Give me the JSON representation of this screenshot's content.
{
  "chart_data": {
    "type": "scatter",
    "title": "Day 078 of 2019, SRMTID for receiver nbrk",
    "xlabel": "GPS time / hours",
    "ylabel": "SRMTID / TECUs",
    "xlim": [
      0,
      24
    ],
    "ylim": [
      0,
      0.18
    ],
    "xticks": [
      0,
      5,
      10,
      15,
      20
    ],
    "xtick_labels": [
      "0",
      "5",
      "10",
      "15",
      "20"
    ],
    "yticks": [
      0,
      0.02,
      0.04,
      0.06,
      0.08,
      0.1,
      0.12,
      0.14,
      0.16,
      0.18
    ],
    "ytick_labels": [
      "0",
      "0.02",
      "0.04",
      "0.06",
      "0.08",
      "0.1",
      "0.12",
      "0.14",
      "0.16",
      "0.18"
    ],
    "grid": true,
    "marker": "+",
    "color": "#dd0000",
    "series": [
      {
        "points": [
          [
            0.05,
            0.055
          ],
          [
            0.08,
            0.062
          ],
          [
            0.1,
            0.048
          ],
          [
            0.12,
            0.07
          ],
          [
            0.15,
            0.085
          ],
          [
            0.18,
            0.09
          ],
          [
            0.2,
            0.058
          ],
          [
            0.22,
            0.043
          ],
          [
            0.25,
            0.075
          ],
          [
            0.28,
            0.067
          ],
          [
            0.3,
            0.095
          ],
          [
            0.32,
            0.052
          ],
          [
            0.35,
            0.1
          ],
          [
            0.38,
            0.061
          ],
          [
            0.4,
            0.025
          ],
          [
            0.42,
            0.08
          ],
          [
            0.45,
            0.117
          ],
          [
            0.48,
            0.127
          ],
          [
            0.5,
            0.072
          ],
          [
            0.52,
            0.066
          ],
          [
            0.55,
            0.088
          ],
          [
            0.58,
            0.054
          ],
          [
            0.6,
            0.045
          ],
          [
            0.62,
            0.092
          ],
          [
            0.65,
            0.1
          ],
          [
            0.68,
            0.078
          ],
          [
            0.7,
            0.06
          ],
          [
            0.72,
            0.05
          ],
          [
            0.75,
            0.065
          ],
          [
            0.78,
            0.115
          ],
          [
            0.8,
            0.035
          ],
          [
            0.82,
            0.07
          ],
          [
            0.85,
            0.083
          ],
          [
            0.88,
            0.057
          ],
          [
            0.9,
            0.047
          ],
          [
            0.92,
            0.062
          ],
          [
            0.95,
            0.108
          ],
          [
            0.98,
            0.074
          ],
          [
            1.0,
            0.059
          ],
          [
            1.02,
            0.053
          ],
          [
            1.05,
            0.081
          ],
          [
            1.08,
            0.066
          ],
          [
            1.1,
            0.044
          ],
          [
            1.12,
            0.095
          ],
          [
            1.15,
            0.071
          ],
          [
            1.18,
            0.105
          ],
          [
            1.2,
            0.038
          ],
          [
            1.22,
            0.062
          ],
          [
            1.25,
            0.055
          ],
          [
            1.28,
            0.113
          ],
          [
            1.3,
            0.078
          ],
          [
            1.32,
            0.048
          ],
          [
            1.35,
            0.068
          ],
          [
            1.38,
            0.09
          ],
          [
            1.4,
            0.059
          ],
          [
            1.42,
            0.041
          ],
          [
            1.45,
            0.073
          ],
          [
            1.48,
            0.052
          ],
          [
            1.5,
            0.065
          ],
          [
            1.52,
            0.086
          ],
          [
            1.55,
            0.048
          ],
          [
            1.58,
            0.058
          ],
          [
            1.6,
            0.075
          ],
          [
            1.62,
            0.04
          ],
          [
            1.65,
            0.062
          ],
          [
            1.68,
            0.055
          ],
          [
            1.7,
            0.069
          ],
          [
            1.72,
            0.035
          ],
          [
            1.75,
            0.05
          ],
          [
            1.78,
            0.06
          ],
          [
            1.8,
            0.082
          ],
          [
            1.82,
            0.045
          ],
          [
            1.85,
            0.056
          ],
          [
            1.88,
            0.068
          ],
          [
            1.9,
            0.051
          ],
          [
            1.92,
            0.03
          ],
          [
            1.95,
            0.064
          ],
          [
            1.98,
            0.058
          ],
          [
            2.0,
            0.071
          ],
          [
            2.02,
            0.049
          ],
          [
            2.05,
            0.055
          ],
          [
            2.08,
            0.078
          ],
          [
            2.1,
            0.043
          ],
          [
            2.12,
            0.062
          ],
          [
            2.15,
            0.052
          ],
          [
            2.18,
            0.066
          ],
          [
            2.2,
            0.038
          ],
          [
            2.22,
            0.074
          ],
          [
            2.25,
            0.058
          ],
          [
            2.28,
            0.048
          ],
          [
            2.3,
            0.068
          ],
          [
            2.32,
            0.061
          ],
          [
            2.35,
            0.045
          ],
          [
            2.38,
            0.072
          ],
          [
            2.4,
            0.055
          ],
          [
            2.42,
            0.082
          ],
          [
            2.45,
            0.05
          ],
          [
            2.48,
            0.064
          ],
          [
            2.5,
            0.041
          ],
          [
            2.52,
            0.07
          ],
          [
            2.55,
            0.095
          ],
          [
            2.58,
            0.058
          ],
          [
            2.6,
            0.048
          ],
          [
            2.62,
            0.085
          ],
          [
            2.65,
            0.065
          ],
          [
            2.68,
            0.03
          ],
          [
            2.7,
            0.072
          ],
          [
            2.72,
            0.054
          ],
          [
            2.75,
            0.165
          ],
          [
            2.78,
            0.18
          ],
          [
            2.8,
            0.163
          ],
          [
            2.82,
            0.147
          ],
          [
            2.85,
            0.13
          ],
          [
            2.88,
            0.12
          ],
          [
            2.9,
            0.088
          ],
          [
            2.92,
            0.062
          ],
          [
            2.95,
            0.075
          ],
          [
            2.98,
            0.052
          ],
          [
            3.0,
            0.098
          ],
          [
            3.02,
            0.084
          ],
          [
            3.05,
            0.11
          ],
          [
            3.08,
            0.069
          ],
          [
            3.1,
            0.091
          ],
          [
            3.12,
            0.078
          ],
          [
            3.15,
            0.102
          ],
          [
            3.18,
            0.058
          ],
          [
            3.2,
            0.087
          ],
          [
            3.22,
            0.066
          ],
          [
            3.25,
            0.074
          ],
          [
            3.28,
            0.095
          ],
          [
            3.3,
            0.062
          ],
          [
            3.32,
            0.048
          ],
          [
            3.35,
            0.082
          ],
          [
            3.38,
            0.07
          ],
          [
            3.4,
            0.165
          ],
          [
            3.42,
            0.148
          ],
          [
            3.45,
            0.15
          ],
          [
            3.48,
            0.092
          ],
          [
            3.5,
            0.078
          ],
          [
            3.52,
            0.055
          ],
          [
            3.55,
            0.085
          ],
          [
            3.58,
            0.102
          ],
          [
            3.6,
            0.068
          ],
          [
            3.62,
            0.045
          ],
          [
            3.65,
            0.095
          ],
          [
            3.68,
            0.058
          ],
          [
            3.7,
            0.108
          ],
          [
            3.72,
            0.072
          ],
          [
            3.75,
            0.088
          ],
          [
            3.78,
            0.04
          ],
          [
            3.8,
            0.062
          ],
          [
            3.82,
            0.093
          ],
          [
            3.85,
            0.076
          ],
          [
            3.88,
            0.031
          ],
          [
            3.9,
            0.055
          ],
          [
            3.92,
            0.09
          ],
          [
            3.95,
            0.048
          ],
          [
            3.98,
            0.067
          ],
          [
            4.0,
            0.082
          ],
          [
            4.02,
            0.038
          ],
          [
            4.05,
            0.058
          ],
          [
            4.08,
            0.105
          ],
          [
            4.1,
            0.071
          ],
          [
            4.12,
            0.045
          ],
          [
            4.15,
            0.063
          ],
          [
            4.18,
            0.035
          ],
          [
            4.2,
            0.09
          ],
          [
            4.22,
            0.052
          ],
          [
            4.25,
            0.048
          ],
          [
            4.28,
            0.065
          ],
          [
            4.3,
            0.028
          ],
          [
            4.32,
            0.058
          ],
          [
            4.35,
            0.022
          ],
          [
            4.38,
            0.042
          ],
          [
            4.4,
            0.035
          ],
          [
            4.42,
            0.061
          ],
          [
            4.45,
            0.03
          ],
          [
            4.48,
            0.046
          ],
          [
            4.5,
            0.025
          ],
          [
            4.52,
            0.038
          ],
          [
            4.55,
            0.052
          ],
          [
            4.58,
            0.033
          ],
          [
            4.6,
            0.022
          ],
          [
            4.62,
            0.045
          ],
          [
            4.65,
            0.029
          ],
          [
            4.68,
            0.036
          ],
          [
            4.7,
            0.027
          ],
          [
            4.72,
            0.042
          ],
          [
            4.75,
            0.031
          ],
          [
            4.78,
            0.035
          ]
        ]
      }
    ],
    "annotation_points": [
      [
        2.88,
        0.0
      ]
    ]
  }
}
______
(REQUEST):
In the entries above, find each line with the word "SRMTID" and copy it.

(TASK OUTPUT):
    "title": "Day 078 of 2019, SRMTID for receiver nbrk",
    "ylabel": "SRMTID / TECUs",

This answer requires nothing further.